* start Records *

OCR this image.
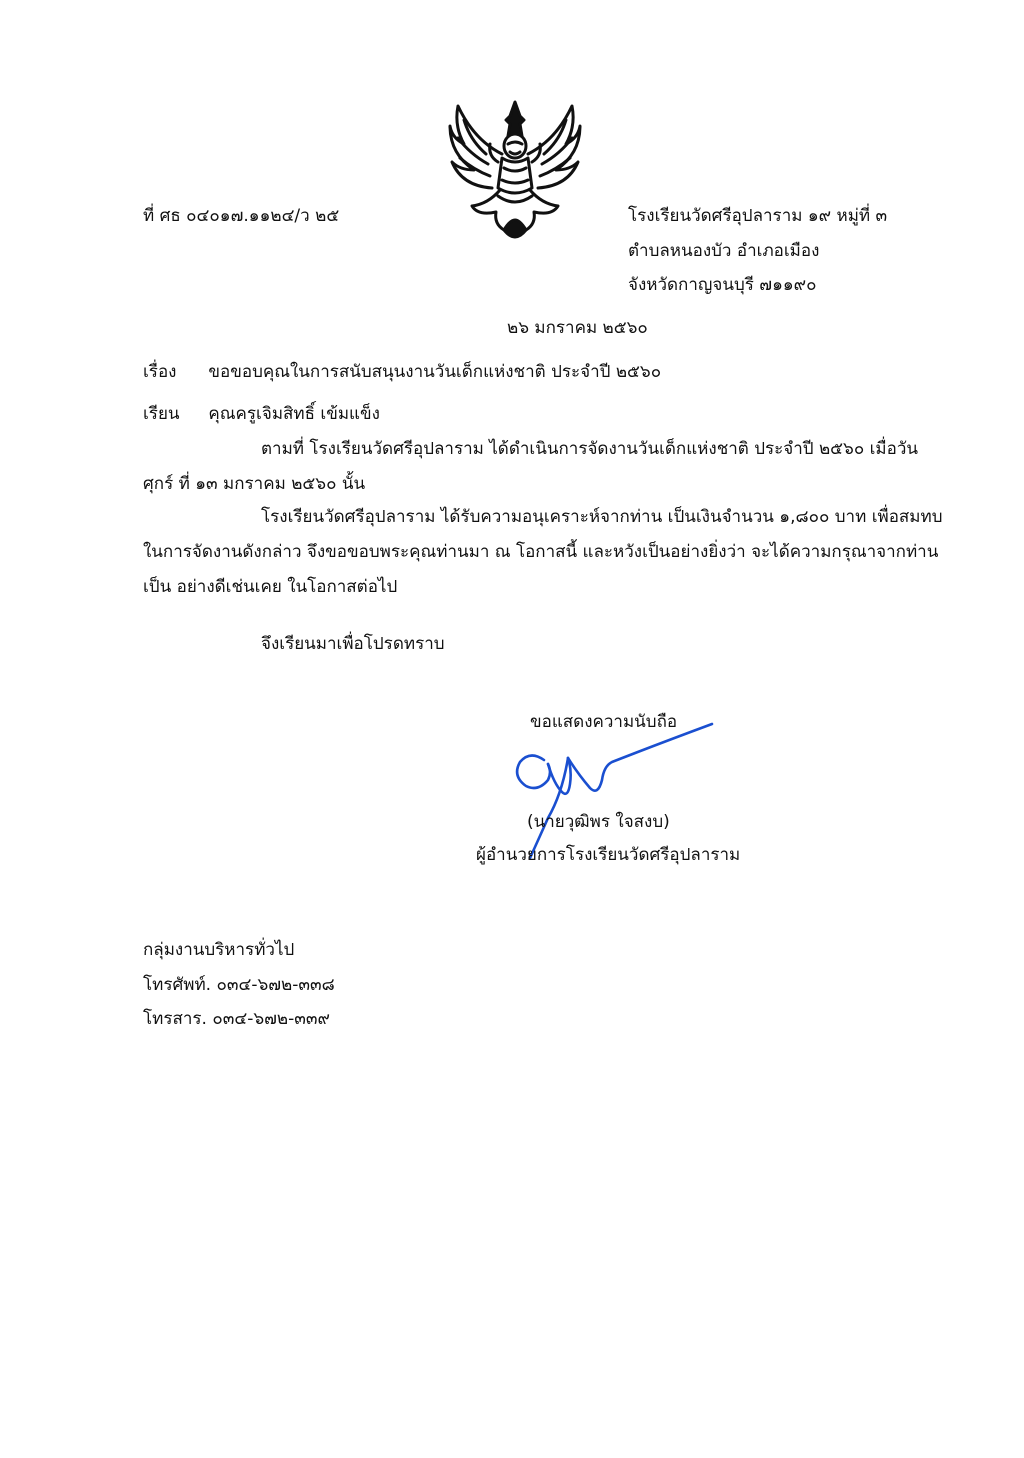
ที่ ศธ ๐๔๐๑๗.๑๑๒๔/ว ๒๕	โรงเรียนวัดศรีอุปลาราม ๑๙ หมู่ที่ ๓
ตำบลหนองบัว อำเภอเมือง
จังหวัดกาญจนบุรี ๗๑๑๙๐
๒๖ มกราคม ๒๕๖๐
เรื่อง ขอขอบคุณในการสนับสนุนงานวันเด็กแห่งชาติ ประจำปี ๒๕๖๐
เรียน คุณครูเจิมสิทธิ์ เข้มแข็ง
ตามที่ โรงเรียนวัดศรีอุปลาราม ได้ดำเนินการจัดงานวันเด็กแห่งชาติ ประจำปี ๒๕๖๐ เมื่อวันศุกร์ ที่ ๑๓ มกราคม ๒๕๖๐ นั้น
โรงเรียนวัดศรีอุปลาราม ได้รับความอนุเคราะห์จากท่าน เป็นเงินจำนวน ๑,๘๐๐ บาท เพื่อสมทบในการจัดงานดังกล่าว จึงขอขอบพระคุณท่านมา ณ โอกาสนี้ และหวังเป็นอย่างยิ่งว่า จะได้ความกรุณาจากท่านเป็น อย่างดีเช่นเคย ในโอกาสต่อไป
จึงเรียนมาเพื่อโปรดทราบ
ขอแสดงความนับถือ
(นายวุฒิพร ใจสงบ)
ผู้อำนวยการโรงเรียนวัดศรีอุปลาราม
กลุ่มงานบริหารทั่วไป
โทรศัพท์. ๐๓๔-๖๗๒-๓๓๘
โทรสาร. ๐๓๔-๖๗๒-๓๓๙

* end Records *

Check each line of the records above for the word "ประจำป", then give the number of lines that have it, with no other words.

• **Solved exercise**:
2